§ What to do
In the records that follow, locate every line with "мома" and extract it.

(Data entries)
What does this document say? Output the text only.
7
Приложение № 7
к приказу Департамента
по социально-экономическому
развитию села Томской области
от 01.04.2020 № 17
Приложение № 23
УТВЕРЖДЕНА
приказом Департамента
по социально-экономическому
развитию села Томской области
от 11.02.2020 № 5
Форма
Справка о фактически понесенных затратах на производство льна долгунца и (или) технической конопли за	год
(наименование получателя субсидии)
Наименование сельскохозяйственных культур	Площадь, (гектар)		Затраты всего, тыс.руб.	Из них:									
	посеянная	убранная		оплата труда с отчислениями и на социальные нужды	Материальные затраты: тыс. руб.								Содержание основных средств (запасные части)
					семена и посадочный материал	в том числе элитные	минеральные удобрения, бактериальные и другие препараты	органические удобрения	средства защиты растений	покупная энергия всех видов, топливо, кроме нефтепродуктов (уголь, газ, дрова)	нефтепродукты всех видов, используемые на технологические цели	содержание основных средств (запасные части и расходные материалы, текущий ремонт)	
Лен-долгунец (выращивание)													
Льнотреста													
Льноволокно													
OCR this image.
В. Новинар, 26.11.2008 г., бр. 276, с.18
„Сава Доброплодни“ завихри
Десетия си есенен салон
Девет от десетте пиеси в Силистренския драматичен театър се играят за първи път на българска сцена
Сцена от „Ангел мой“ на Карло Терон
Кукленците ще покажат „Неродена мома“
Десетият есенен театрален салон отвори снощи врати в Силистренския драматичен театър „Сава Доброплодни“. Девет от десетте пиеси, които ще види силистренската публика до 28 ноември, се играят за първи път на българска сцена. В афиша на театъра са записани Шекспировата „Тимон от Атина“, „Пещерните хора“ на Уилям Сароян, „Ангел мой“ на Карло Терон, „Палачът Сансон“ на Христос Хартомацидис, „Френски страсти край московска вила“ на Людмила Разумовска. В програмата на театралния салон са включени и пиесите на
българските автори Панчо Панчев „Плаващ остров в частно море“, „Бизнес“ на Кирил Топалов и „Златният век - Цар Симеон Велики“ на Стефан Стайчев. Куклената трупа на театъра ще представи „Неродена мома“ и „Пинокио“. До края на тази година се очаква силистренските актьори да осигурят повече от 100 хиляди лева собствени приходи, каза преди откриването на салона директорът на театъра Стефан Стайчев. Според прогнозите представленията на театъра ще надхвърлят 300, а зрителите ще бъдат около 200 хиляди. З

§ Exercise answer
Кукленците ще покажат „Неродена мома“
българските автори Панчо Панчев „Плаващ остров в частно море“, „Бизнес“ на Кирил Топалов и „Златният век - Цар Симеон Велики“ на Стефан Стайчев. Куклената трупа на театъра ще представи „Неродена мома“ и „Пинокио“. До края на тази година се очаква силистренските актьори да осигурят повече от 100 хиляди лева собствени приходи, каза преди откриването на салона директорът на театъра Стефан Стайчев. Според прогнозите представленията на театъра ще надхвърлят 300, а зрителите ще бъдат около 200 хиляди. З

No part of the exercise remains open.